**PROBLEM REQUIREMENTS:** Restate the whole listing word for word. Pictures are left out.
-------- DATASET RECORDS --------
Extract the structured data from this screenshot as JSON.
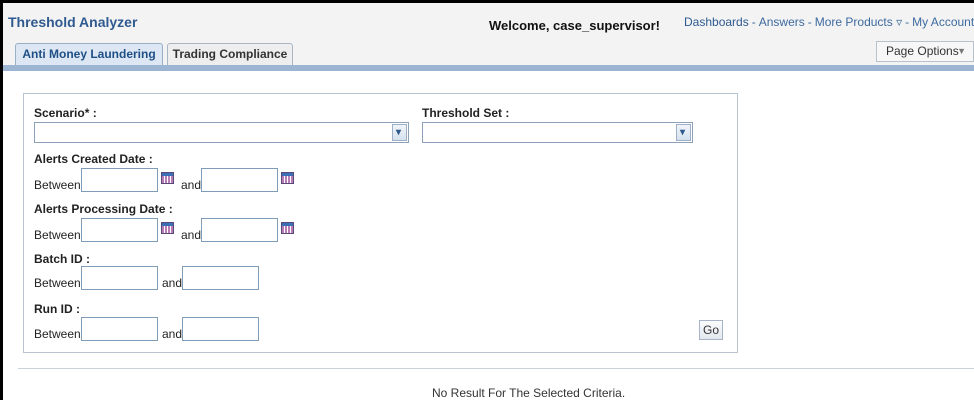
{
  "app": {
    "title": "Threshold Analyzer",
    "welcome": "Welcome, case_supervisor!"
  },
  "global_nav": {
    "dashboards": "Dashboards",
    "answers": "Answers",
    "more_products": "More Products",
    "my_account": "My Account",
    "separator": "-",
    "more_arrow": "▿"
  },
  "tabs": [
    {
      "label": "Anti Money Laundering",
      "active": true
    },
    {
      "label": "Trading Compliance",
      "active": false
    }
  ],
  "page_options": {
    "label": "Page Options",
    "arrow": "▼"
  },
  "form": {
    "scenario_label": "Scenario* :",
    "scenario_value": "",
    "threshold_set_label": "Threshold Set :",
    "threshold_set_value": "",
    "alerts_created_label": "Alerts Created Date :",
    "alerts_processing_label": "Alerts Processing Date :",
    "batch_id_label": "Batch ID :",
    "run_id_label": "Run ID :",
    "between": "Between",
    "and": "and",
    "dropdown_arrow": "▾",
    "go_label": "Go"
  },
  "results": {
    "message": "No Result For The Selected Criteria."
  },
  "colors": {
    "title_blue": "#2f5a90",
    "nav_blue": "#3d6a9f",
    "bar_blue": "#9cb5d3",
    "active_tab_bg": "#dce7f3"
  },
  "icons": {
    "calendar": "calendar-icon",
    "dropdown": "chevron-down-icon"
  }
}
--------
**WRITTEN ANSWER:**
Extract the structured data from this screenshot as JSON.
{
  "app": {
    "title": "Threshold Analyzer",
    "welcome": "Welcome, case_supervisor!"
  },
  "global_nav": {
    "dashboards": "Dashboards",
    "answers": "Answers",
    "more_products": "More Products",
    "my_account": "My Account",
    "separator": "-",
    "more_arrow": "▿"
  },
  "tabs": [
    {
      "label": "Anti Money Laundering",
      "active": true
    },
    {
      "label": "Trading Compliance",
      "active": false
    }
  ],
  "page_options": {
    "label": "Page Options",
    "arrow": "▼"
  },
  "form": {
    "scenario_label": "Scenario* :",
    "scenario_value": "",
    "threshold_set_label": "Threshold Set :",
    "threshold_set_value": "",
    "alerts_created_label": "Alerts Created Date :",
    "alerts_processing_label": "Alerts Processing Date :",
    "batch_id_label": "Batch ID :",
    "run_id_label": "Run ID :",
    "between": "Between",
    "and": "and",
    "dropdown_arrow": "▾",
    "go_label": "Go"
  },
  "results": {
    "message": "No Result For The Selected Criteria."
  },
  "colors": {
    "title_blue": "#2f5a90",
    "nav_blue": "#3d6a9f",
    "bar_blue": "#9cb5d3",
    "active_tab_bg": "#dce7f3"
  },
  "icons": {
    "calendar": "calendar-icon",
    "dropdown": "chevron-down-icon"
  }
}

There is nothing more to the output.